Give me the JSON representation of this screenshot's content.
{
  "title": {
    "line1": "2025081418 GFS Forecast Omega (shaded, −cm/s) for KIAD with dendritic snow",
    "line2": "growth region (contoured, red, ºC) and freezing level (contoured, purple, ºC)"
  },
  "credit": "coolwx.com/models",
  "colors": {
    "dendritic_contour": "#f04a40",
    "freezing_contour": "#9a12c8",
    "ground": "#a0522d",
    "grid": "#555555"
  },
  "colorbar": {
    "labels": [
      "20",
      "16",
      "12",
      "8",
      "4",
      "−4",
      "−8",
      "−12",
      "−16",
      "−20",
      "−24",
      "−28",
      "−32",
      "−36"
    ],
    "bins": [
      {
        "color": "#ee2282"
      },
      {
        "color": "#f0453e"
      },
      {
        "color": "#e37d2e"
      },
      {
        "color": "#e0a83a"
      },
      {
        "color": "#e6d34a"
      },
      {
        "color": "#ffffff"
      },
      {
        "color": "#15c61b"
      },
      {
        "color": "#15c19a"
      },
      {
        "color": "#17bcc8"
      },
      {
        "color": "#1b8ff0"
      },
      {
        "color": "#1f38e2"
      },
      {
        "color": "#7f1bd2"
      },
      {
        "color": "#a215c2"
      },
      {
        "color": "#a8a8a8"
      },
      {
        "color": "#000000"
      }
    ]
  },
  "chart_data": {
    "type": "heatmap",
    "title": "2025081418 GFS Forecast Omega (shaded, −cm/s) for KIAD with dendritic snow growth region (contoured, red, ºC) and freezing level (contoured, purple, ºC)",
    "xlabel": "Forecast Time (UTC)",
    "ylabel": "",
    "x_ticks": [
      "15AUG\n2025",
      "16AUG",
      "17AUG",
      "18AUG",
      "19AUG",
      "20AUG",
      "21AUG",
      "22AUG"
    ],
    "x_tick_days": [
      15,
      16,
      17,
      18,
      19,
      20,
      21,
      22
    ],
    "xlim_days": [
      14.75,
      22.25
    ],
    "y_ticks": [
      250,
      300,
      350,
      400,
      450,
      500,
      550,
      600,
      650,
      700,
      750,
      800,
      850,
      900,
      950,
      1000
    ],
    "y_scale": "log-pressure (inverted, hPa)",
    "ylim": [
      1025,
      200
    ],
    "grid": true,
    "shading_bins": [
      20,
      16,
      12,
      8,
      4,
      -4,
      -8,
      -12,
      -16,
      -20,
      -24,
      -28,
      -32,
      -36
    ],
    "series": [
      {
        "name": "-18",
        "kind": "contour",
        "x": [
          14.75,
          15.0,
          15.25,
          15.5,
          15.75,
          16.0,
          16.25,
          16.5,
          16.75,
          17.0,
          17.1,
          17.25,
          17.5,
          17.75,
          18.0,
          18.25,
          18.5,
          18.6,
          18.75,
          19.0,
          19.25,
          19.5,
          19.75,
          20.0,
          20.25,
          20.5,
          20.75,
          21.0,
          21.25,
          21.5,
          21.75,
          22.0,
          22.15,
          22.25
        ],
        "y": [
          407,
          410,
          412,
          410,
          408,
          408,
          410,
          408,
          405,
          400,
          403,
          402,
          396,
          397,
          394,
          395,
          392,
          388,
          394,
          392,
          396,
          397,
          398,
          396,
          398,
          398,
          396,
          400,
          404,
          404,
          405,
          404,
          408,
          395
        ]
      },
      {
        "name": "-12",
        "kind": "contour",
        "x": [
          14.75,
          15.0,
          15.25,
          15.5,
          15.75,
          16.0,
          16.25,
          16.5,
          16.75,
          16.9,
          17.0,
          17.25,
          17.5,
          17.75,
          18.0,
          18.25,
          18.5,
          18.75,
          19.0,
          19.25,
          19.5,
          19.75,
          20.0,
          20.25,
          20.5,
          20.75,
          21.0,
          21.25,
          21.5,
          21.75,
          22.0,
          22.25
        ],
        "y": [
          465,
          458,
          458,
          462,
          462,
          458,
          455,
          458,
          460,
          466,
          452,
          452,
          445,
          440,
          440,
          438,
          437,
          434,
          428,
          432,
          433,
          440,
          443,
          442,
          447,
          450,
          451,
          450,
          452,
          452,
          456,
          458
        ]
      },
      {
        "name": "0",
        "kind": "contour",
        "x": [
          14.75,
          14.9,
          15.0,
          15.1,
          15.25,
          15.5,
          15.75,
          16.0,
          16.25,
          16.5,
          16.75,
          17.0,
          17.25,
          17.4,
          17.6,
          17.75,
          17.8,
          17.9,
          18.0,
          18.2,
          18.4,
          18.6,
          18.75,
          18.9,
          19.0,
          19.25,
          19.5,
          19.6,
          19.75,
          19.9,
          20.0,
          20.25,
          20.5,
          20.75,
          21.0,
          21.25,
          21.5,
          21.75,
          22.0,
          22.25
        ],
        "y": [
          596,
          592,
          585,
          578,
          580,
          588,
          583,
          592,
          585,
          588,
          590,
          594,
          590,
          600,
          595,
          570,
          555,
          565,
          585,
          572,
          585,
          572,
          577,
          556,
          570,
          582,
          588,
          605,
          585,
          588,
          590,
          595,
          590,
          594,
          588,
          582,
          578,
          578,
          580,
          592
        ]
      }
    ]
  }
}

▬▬▬▬▬▬▬▬▬▬

_GIVEN INSTRUCTION_
Above are the records; retype them all without a single difference.

_THE ANSWER_
Give me the JSON representation of this screenshot's content.
{
  "title": {
    "line1": "2025081418 GFS Forecast Omega (shaded, −cm/s) for KIAD with dendritic snow",
    "line2": "growth region (contoured, red, ºC) and freezing level (contoured, purple, ºC)"
  },
  "credit": "coolwx.com/models",
  "colors": {
    "dendritic_contour": "#f04a40",
    "freezing_contour": "#9a12c8",
    "ground": "#a0522d",
    "grid": "#555555"
  },
  "colorbar": {
    "labels": [
      "20",
      "16",
      "12",
      "8",
      "4",
      "−4",
      "−8",
      "−12",
      "−16",
      "−20",
      "−24",
      "−28",
      "−32",
      "−36"
    ],
    "bins": [
      {
        "color": "#ee2282"
      },
      {
        "color": "#f0453e"
      },
      {
        "color": "#e37d2e"
      },
      {
        "color": "#e0a83a"
      },
      {
        "color": "#e6d34a"
      },
      {
        "color": "#ffffff"
      },
      {
        "color": "#15c61b"
      },
      {
        "color": "#15c19a"
      },
      {
        "color": "#17bcc8"
      },
      {
        "color": "#1b8ff0"
      },
      {
        "color": "#1f38e2"
      },
      {
        "color": "#7f1bd2"
      },
      {
        "color": "#a215c2"
      },
      {
        "color": "#a8a8a8"
      },
      {
        "color": "#000000"
      }
    ]
  },
  "chart_data": {
    "type": "heatmap",
    "title": "2025081418 GFS Forecast Omega (shaded, −cm/s) for KIAD with dendritic snow growth region (contoured, red, ºC) and freezing level (contoured, purple, ºC)",
    "xlabel": "Forecast Time (UTC)",
    "ylabel": "",
    "x_ticks": [
      "15AUG\n2025",
      "16AUG",
      "17AUG",
      "18AUG",
      "19AUG",
      "20AUG",
      "21AUG",
      "22AUG"
    ],
    "x_tick_days": [
      15,
      16,
      17,
      18,
      19,
      20,
      21,
      22
    ],
    "xlim_days": [
      14.75,
      22.25
    ],
    "y_ticks": [
      250,
      300,
      350,
      400,
      450,
      500,
      550,
      600,
      650,
      700,
      750,
      800,
      850,
      900,
      950,
      1000
    ],
    "y_scale": "log-pressure (inverted, hPa)",
    "ylim": [
      1025,
      200
    ],
    "grid": true,
    "shading_bins": [
      20,
      16,
      12,
      8,
      4,
      -4,
      -8,
      -12,
      -16,
      -20,
      -24,
      -28,
      -32,
      -36
    ],
    "series": [
      {
        "name": "-18",
        "kind": "contour",
        "x": [
          14.75,
          15.0,
          15.25,
          15.5,
          15.75,
          16.0,
          16.25,
          16.5,
          16.75,
          17.0,
          17.1,
          17.25,
          17.5,
          17.75,
          18.0,
          18.25,
          18.5,
          18.6,
          18.75,
          19.0,
          19.25,
          19.5,
          19.75,
          20.0,
          20.25,
          20.5,
          20.75,
          21.0,
          21.25,
          21.5,
          21.75,
          22.0,
          22.15,
          22.25
        ],
        "y": [
          407,
          410,
          412,
          410,
          408,
          408,
          410,
          408,
          405,
          400,
          403,
          402,
          396,
          397,
          394,
          395,
          392,
          388,
          394,
          392,
          396,
          397,
          398,
          396,
          398,
          398,
          396,
          400,
          404,
          404,
          405,
          404,
          408,
          395
        ]
      },
      {
        "name": "-12",
        "kind": "contour",
        "x": [
          14.75,
          15.0,
          15.25,
          15.5,
          15.75,
          16.0,
          16.25,
          16.5,
          16.75,
          16.9,
          17.0,
          17.25,
          17.5,
          17.75,
          18.0,
          18.25,
          18.5,
          18.75,
          19.0,
          19.25,
          19.5,
          19.75,
          20.0,
          20.25,
          20.5,
          20.75,
          21.0,
          21.25,
          21.5,
          21.75,
          22.0,
          22.25
        ],
        "y": [
          465,
          458,
          458,
          462,
          462,
          458,
          455,
          458,
          460,
          466,
          452,
          452,
          445,
          440,
          440,
          438,
          437,
          434,
          428,
          432,
          433,
          440,
          443,
          442,
          447,
          450,
          451,
          450,
          452,
          452,
          456,
          458
        ]
      },
      {
        "name": "0",
        "kind": "contour",
        "x": [
          14.75,
          14.9,
          15.0,
          15.1,
          15.25,
          15.5,
          15.75,
          16.0,
          16.25,
          16.5,
          16.75,
          17.0,
          17.25,
          17.4,
          17.6,
          17.75,
          17.8,
          17.9,
          18.0,
          18.2,
          18.4,
          18.6,
          18.75,
          18.9,
          19.0,
          19.25,
          19.5,
          19.6,
          19.75,
          19.9,
          20.0,
          20.25,
          20.5,
          20.75,
          21.0,
          21.25,
          21.5,
          21.75,
          22.0,
          22.25
        ],
        "y": [
          596,
          592,
          585,
          578,
          580,
          588,
          583,
          592,
          585,
          588,
          590,
          594,
          590,
          600,
          595,
          570,
          555,
          565,
          585,
          572,
          585,
          572,
          577,
          556,
          570,
          582,
          588,
          605,
          585,
          588,
          590,
          595,
          590,
          594,
          588,
          582,
          578,
          578,
          580,
          592
        ]
      }
    ]
  }
}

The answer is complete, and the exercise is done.